#### [SUPPLIED DATA]
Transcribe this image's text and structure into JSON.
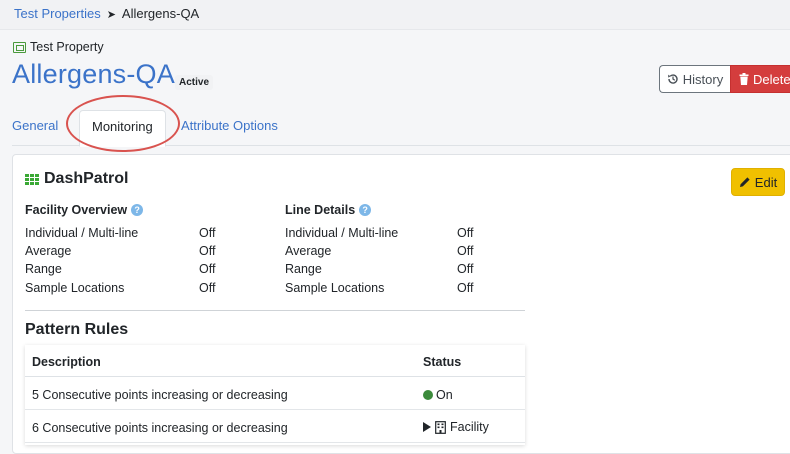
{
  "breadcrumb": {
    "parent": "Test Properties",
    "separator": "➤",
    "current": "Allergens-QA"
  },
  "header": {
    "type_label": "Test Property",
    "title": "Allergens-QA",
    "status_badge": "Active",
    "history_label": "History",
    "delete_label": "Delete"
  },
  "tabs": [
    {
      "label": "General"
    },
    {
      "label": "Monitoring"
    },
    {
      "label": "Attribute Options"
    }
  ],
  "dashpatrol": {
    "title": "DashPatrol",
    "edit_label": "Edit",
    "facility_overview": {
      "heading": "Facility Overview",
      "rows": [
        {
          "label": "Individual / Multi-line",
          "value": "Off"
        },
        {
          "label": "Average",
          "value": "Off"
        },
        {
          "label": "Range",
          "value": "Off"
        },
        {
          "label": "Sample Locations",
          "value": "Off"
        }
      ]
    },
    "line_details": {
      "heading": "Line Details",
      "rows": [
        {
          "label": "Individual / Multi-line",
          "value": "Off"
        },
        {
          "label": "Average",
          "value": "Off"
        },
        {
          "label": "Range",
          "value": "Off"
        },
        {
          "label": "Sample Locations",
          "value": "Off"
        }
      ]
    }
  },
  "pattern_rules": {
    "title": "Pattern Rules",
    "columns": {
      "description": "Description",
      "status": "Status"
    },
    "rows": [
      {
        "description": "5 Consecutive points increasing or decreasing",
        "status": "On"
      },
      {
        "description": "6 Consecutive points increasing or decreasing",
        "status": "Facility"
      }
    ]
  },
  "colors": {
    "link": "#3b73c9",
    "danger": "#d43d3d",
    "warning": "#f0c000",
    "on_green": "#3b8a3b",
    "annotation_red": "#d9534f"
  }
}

#### [YOUR OBJECTIVE]
Print every entry above again without changing a word, and omit the pictures.

#### [FINAL RESULT]
Transcribe this image's text and structure into JSON.
{
  "breadcrumb": {
    "parent": "Test Properties",
    "separator": "➤",
    "current": "Allergens-QA"
  },
  "header": {
    "type_label": "Test Property",
    "title": "Allergens-QA",
    "status_badge": "Active",
    "history_label": "History",
    "delete_label": "Delete"
  },
  "tabs": [
    {
      "label": "General"
    },
    {
      "label": "Monitoring"
    },
    {
      "label": "Attribute Options"
    }
  ],
  "dashpatrol": {
    "title": "DashPatrol",
    "edit_label": "Edit",
    "facility_overview": {
      "heading": "Facility Overview",
      "rows": [
        {
          "label": "Individual / Multi-line",
          "value": "Off"
        },
        {
          "label": "Average",
          "value": "Off"
        },
        {
          "label": "Range",
          "value": "Off"
        },
        {
          "label": "Sample Locations",
          "value": "Off"
        }
      ]
    },
    "line_details": {
      "heading": "Line Details",
      "rows": [
        {
          "label": "Individual / Multi-line",
          "value": "Off"
        },
        {
          "label": "Average",
          "value": "Off"
        },
        {
          "label": "Range",
          "value": "Off"
        },
        {
          "label": "Sample Locations",
          "value": "Off"
        }
      ]
    }
  },
  "pattern_rules": {
    "title": "Pattern Rules",
    "columns": {
      "description": "Description",
      "status": "Status"
    },
    "rows": [
      {
        "description": "5 Consecutive points increasing or decreasing",
        "status": "On"
      },
      {
        "description": "6 Consecutive points increasing or decreasing",
        "status": "Facility"
      }
    ]
  },
  "colors": {
    "link": "#3b73c9",
    "danger": "#d43d3d",
    "warning": "#f0c000",
    "on_green": "#3b8a3b",
    "annotation_red": "#d9534f"
  }
}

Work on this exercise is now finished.